» Aim of the exercise: Work out how many lines of the material below mention the word "融资租赁是指出租人根据承租人对租赁物和供货人的选择或认可"; reply with the number only.

(Saved entries)

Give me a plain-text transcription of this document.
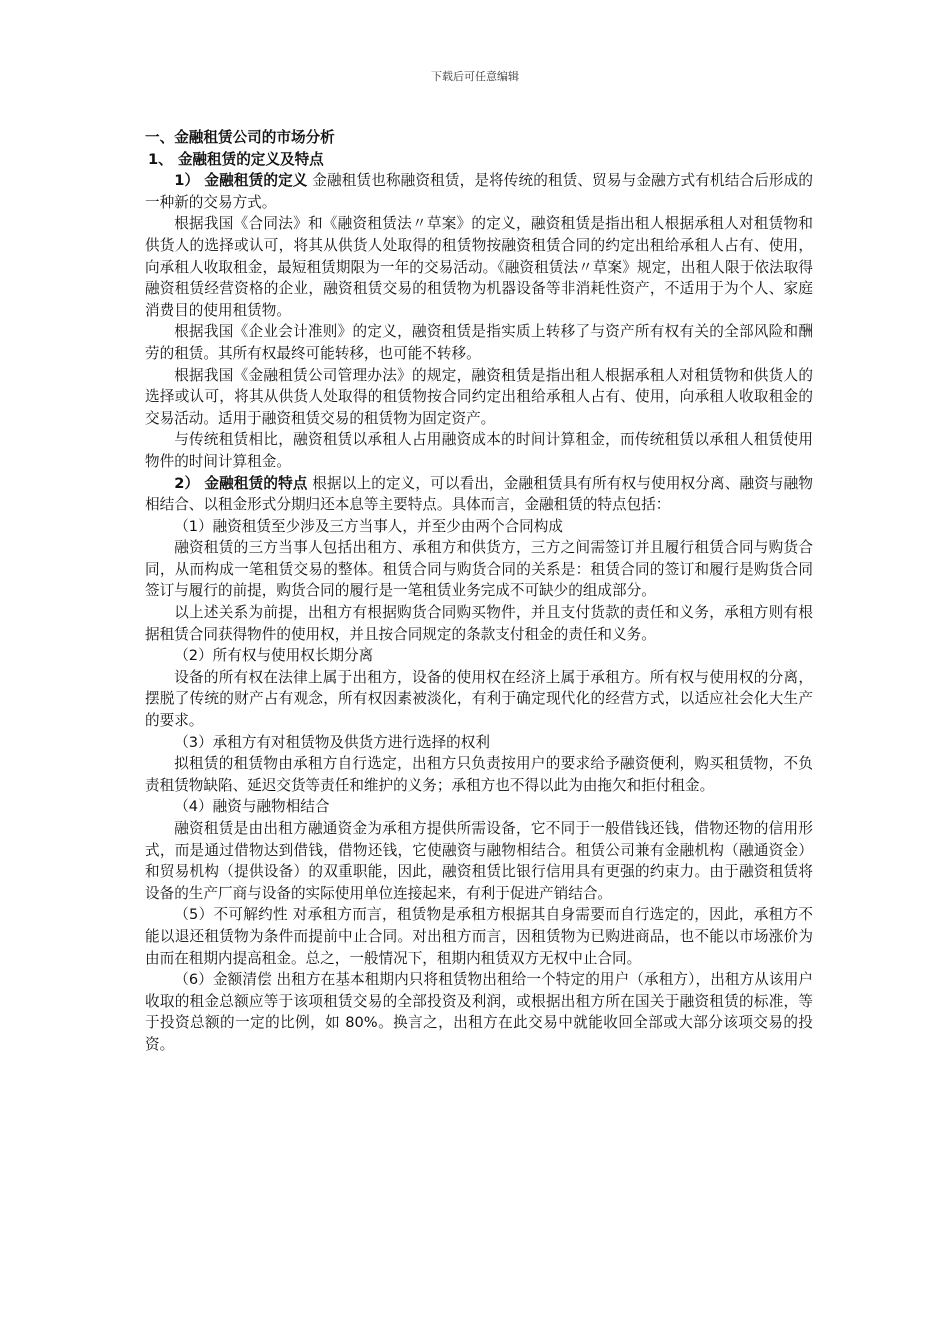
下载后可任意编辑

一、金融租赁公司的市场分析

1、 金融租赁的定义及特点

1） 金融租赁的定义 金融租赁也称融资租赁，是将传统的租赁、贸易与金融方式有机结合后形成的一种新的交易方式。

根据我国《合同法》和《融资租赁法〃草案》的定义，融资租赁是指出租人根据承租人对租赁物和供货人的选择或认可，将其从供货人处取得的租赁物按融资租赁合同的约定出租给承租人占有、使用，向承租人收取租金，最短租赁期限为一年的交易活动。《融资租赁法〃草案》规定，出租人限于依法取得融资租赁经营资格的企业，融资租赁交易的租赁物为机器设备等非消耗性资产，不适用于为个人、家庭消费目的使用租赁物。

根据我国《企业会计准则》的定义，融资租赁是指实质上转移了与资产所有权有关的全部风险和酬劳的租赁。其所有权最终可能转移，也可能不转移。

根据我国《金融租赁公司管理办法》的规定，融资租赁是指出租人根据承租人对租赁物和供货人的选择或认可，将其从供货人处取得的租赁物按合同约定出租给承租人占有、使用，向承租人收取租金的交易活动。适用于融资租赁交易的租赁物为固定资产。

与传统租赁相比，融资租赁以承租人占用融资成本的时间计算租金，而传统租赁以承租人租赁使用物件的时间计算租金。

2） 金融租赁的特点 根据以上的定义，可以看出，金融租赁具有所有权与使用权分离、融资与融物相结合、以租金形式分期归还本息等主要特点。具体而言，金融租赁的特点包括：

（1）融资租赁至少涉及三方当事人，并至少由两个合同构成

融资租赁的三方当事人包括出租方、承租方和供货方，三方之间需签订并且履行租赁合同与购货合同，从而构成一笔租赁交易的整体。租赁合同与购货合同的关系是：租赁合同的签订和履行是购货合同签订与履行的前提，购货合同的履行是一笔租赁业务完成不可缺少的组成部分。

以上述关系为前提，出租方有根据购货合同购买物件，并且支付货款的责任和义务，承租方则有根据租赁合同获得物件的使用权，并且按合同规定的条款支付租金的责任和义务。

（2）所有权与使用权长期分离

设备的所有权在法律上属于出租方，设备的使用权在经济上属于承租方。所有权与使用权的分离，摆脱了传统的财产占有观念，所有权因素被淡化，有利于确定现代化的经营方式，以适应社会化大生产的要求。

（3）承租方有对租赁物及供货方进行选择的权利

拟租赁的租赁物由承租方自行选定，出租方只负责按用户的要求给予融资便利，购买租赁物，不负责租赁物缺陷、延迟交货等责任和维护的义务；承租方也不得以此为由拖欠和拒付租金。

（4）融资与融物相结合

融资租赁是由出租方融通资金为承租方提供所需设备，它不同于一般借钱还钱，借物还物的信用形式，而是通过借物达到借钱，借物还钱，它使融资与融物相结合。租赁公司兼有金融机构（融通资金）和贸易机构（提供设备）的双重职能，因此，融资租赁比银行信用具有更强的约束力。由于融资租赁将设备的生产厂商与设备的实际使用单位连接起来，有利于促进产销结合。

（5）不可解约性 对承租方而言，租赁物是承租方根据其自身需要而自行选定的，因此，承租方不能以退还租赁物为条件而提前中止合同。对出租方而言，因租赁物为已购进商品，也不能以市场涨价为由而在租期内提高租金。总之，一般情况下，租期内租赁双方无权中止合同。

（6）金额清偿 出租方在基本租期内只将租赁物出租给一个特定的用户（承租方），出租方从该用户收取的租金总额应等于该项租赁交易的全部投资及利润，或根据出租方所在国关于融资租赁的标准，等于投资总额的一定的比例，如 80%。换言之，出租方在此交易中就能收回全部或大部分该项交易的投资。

==

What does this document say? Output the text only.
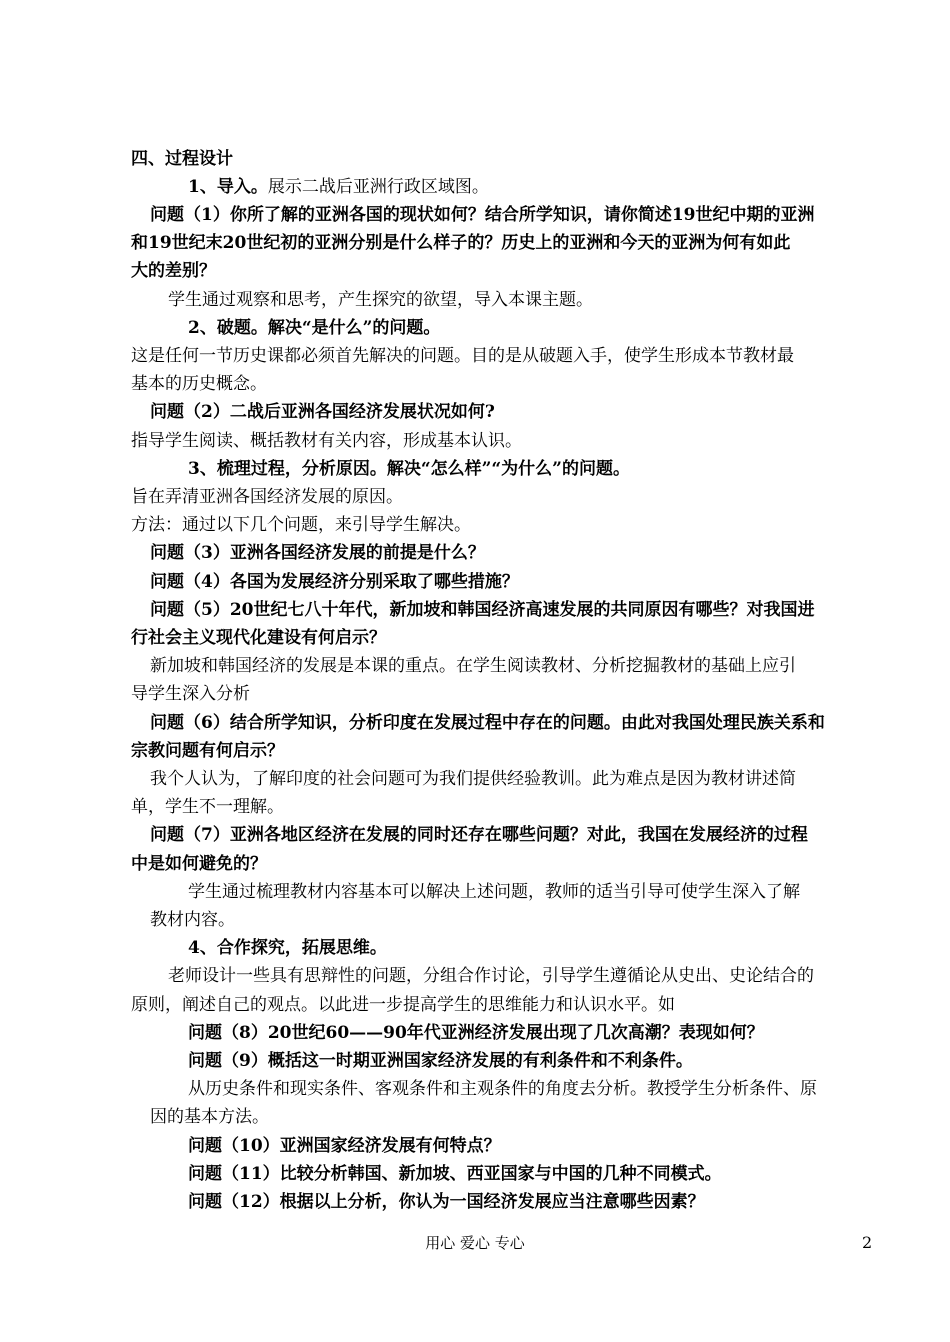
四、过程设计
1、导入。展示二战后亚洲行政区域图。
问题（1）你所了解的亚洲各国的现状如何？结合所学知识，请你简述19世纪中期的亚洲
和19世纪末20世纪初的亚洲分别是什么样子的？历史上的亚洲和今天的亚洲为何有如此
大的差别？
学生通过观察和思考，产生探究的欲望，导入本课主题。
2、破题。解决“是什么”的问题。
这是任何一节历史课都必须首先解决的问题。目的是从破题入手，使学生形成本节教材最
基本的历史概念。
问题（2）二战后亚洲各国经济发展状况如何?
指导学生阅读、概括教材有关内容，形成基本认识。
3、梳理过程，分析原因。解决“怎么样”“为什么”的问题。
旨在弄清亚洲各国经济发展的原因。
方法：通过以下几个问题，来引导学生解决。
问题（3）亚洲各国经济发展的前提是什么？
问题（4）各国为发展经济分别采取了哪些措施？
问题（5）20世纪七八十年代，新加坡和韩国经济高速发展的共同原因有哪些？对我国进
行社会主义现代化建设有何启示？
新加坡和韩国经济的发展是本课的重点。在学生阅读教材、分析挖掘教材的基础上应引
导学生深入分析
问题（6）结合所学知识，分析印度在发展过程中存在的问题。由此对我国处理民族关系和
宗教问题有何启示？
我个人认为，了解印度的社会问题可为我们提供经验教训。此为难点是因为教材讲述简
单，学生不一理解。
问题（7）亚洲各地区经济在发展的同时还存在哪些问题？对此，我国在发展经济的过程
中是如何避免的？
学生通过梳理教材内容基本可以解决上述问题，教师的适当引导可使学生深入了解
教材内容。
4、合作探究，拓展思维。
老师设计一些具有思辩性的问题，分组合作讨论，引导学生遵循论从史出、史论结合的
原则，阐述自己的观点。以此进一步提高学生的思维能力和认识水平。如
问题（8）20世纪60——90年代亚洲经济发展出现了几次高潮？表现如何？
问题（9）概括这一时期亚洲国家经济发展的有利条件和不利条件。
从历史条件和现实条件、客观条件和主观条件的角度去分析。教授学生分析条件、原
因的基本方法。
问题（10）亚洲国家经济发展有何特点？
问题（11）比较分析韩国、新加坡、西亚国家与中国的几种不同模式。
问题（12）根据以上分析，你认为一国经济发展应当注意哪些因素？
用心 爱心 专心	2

» Written response: 2